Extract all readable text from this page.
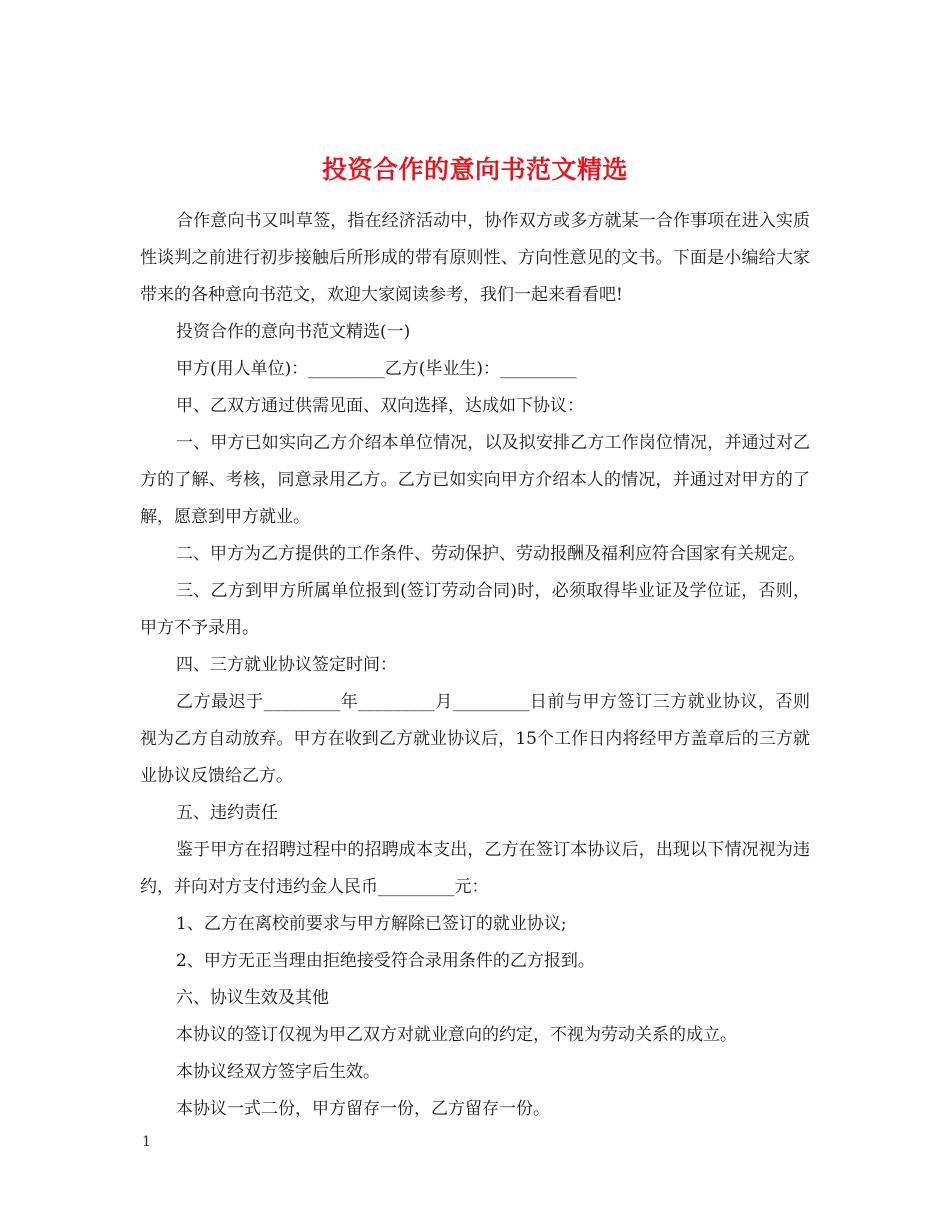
投资合作的意向书范文精选

合作意向书又叫草签，指在经济活动中，协作双方或多方就某一合作事项在进入实质性谈判之前进行初步接触后所形成的带有原则性、方向性意见的文书。下面是小编给大家带来的各种意向书范文，欢迎大家阅读参考，我们一起来看看吧!

投资合作的意向书范文精选(一)

甲方(用人单位)：_________乙方(毕业生)：_________

甲、乙双方通过供需见面、双向选择，达成如下协议：

一、甲方已如实向乙方介绍本单位情况，以及拟安排乙方工作岗位情况，并通过对乙方的了解、考核，同意录用乙方。乙方已如实向甲方介绍本人的情况，并通过对甲方的了解，愿意到甲方就业。

二、甲方为乙方提供的工作条件、劳动保护、劳动报酬及福利应符合国家有关规定。

三、乙方到甲方所属单位报到(签订劳动合同)时，必须取得毕业证及学位证，否则，甲方不予录用。

四、三方就业协议签定时间：

乙方最迟于_________年_________月_________日前与甲方签订三方就业协议，否则视为乙方自动放弃。甲方在收到乙方就业协议后，15个工作日内将经甲方盖章后的三方就业协议反馈给乙方。

五、违约责任

鉴于甲方在招聘过程中的招聘成本支出，乙方在签订本协议后，出现以下情况视为违约，并向对方支付违约金人民币_________元：

1、乙方在离校前要求与甲方解除已签订的就业协议;

2、甲方无正当理由拒绝接受符合录用条件的乙方报到。

六、协议生效及其他

本协议的签订仅视为甲乙双方对就业意向的约定，不视为劳动关系的成立。

本协议经双方签字后生效。

本协议一式二份，甲方留存一份，乙方留存一份。

1
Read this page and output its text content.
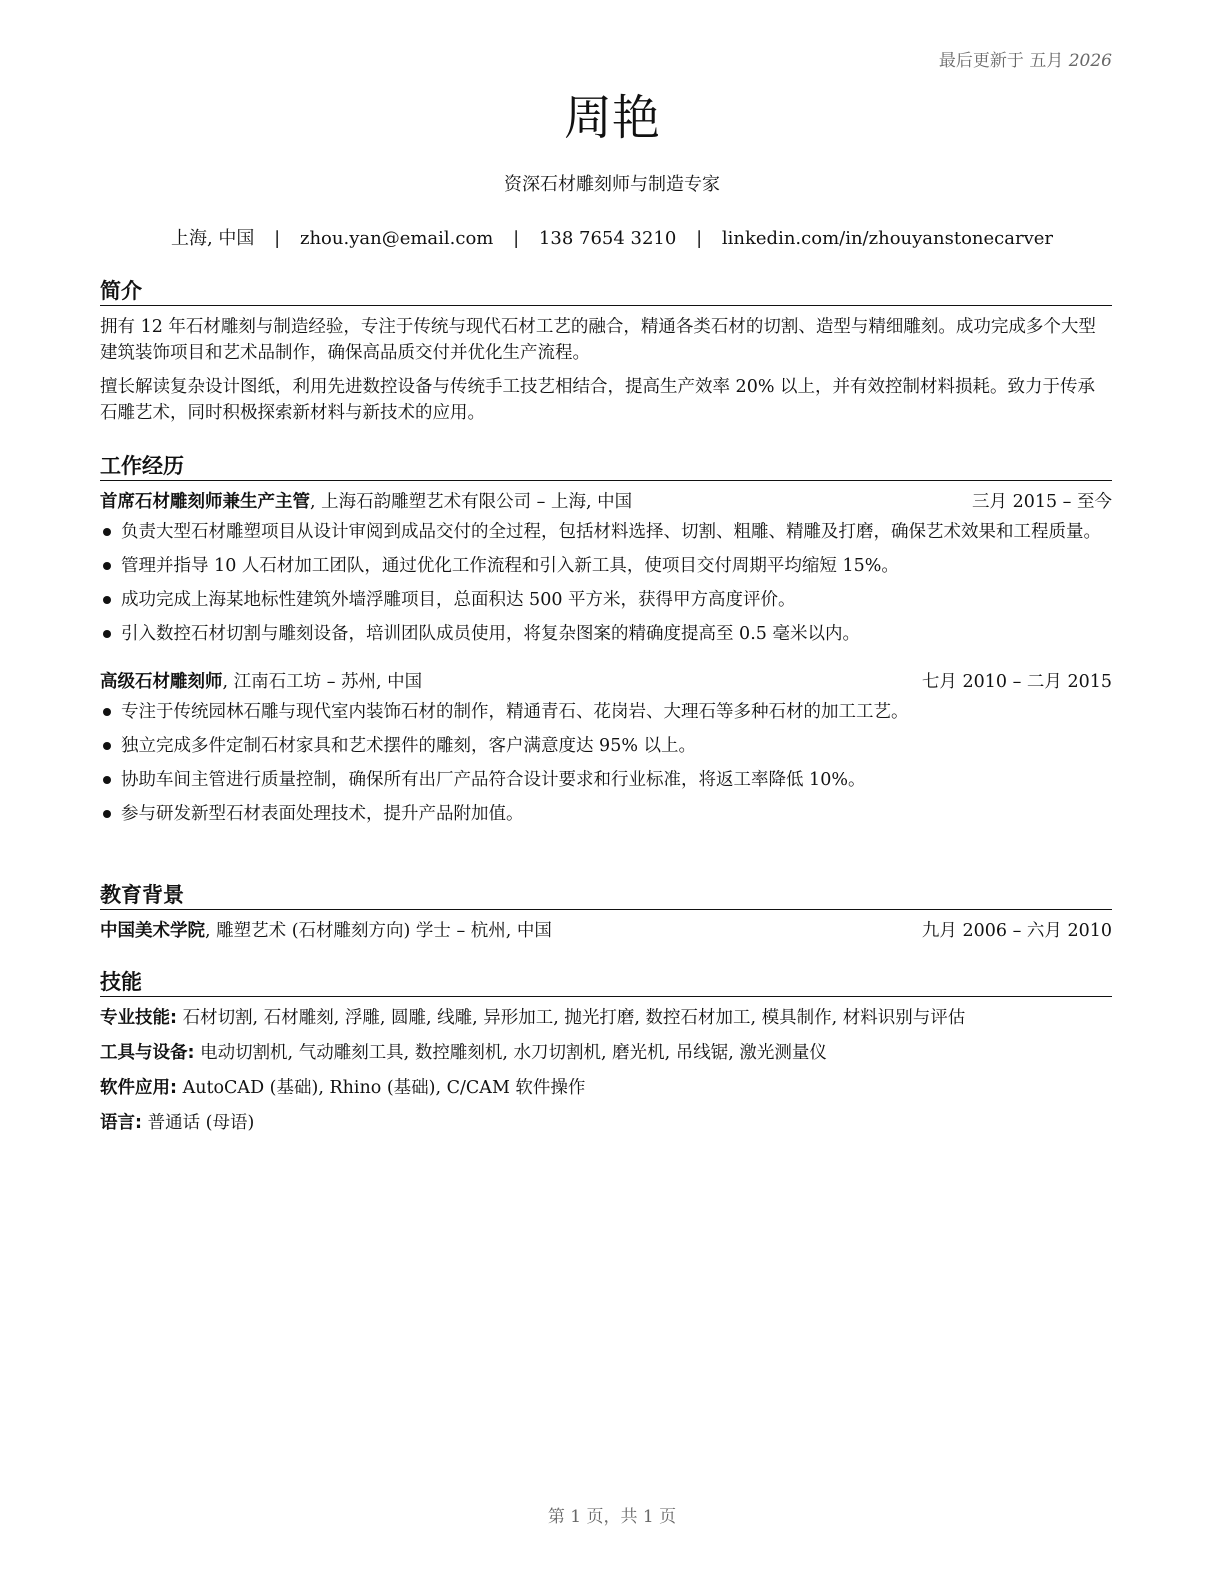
最后更新于 五月 2026
周艳
资深石材雕刻师与制造专家
上海, 中国 | zhou.yan@email.com | 138 7654 3210 | linkedin.com/in/zhouyanstonecarver
简介
拥有 12 年石材雕刻与制造经验，专注于传统与现代石材工艺的融合，精通各类石材的切割、造型与精细雕刻。成功完成多个大型建筑装饰项目和艺术品制作，确保高品质交付并优化生产流程。
擅长解读复杂设计图纸，利用先进数控设备与传统手工技艺相结合，提高生产效率 20% 以上，并有效控制材料损耗。致力于传承石雕艺术，同时积极探索新材料与新技术的应用。
工作经历
首席石材雕刻师兼生产主管, 上海石韵雕塑艺术有限公司 – 上海, 中国	三月 2015 – 至今
负责大型石材雕塑项目从设计审阅到成品交付的全过程，包括材料选择、切割、粗雕、精雕及打磨，确保艺术效果和工程质量。
管理并指导 10 人石材加工团队，通过优化工作流程和引入新工具，使项目交付周期平均缩短 15%。
成功完成上海某地标性建筑外墙浮雕项目，总面积达 500 平方米，获得甲方高度评价。
引入数控石材切割与雕刻设备，培训团队成员使用，将复杂图案的精确度提高至 0.5 毫米以内。
高级石材雕刻师, 江南石工坊 – 苏州, 中国	七月 2010 – 二月 2015
专注于传统园林石雕与现代室内装饰石材的制作，精通青石、花岗岩、大理石等多种石材的加工工艺。
独立完成多件定制石材家具和艺术摆件的雕刻，客户满意度达 95% 以上。
协助车间主管进行质量控制，确保所有出厂产品符合设计要求和行业标准，将返工率降低 10%。
参与研发新型石材表面处理技术，提升产品附加值。
教育背景
中国美术学院, 雕塑艺术 (石材雕刻方向) 学士 – 杭州, 中国	九月 2006 – 六月 2010
技能
专业技能: 石材切割, 石材雕刻, 浮雕, 圆雕, 线雕, 异形加工, 抛光打磨, 数控石材加工, 模具制作, 材料识别与评估
工具与设备: 电动切割机, 气动雕刻工具, 数控雕刻机, 水刀切割机, 磨光机, 吊线锯, 激光测量仪
软件应用: AutoCAD (基础), Rhino (基础), C/CAM 软件操作
语言: 普通话 (母语)
第 1 页，共 1 页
******
> Goal
Write out each line again precisely as it appears, skipping every picture.

> Response to the task
Extract all readable text from this page.
投资合作的意向书范文精选

合作意向书又叫草签，指在经济活动中，协作双方或多方就某一合作事项在进入实质性谈判之前进行初步接触后所形成的带有原则性、方向性意见的文书。下面是小编给大家带来的各种意向书范文，欢迎大家阅读参考，我们一起来看看吧!

投资合作的意向书范文精选(一)

甲方(用人单位)：_________乙方(毕业生)：_________

甲、乙双方通过供需见面、双向选择，达成如下协议：

一、甲方已如实向乙方介绍本单位情况，以及拟安排乙方工作岗位情况，并通过对乙方的了解、考核，同意录用乙方。乙方已如实向甲方介绍本人的情况，并通过对甲方的了解，愿意到甲方就业。

二、甲方为乙方提供的工作条件、劳动保护、劳动报酬及福利应符合国家有关规定。

三、乙方到甲方所属单位报到(签订劳动合同)时，必须取得毕业证及学位证，否则，甲方不予录用。

四、三方就业协议签定时间：

乙方最迟于_________年_________月_________日前与甲方签订三方就业协议，否则视为乙方自动放弃。甲方在收到乙方就业协议后，15个工作日内将经甲方盖章后的三方就业协议反馈给乙方。

五、违约责任

鉴于甲方在招聘过程中的招聘成本支出，乙方在签订本协议后，出现以下情况视为违约，并向对方支付违约金人民币_________元：

1、乙方在离校前要求与甲方解除已签订的就业协议;

2、甲方无正当理由拒绝接受符合录用条件的乙方报到。

六、协议生效及其他

本协议的签订仅视为甲乙双方对就业意向的约定，不视为劳动关系的成立。

本协议经双方签字后生效。

本协议一式二份，甲方留存一份，乙方留存一份。

1
Read this page and output its text content.
最后更新于 五月 2026
周艳
资深石材雕刻师与制造专家
上海, 中国 | zhou.yan@email.com | 138 7654 3210 | linkedin.com/in/zhouyanstonecarver
简介
拥有 12 年石材雕刻与制造经验，专注于传统与现代石材工艺的融合，精通各类石材的切割、造型与精细雕刻。成功完成多个大型建筑装饰项目和艺术品制作，确保高品质交付并优化生产流程。
擅长解读复杂设计图纸，利用先进数控设备与传统手工技艺相结合，提高生产效率 20% 以上，并有效控制材料损耗。致力于传承石雕艺术，同时积极探索新材料与新技术的应用。
工作经历
首席石材雕刻师兼生产主管, 上海石韵雕塑艺术有限公司 – 上海, 中国	三月 2015 – 至今
负责大型石材雕塑项目从设计审阅到成品交付的全过程，包括材料选择、切割、粗雕、精雕及打磨，确保艺术效果和工程质量。
管理并指导 10 人石材加工团队，通过优化工作流程和引入新工具，使项目交付周期平均缩短 15%。
成功完成上海某地标性建筑外墙浮雕项目，总面积达 500 平方米，获得甲方高度评价。
引入数控石材切割与雕刻设备，培训团队成员使用，将复杂图案的精确度提高至 0.5 毫米以内。
高级石材雕刻师, 江南石工坊 – 苏州, 中国	七月 2010 – 二月 2015
专注于传统园林石雕与现代室内装饰石材的制作，精通青石、花岗岩、大理石等多种石材的加工工艺。
独立完成多件定制石材家具和艺术摆件的雕刻，客户满意度达 95% 以上。
协助车间主管进行质量控制，确保所有出厂产品符合设计要求和行业标准，将返工率降低 10%。
参与研发新型石材表面处理技术，提升产品附加值。
教育背景
中国美术学院, 雕塑艺术 (石材雕刻方向) 学士 – 杭州, 中国	九月 2006 – 六月 2010
技能
专业技能: 石材切割, 石材雕刻, 浮雕, 圆雕, 线雕, 异形加工, 抛光打磨, 数控石材加工, 模具制作, 材料识别与评估
工具与设备: 电动切割机, 气动雕刻工具, 数控雕刻机, 水刀切割机, 磨光机, 吊线锯, 激光测量仪
软件应用: AutoCAD (基础), Rhino (基础), C/CAM 软件操作
语言: 普通话 (母语)
第 1 页，共 1 页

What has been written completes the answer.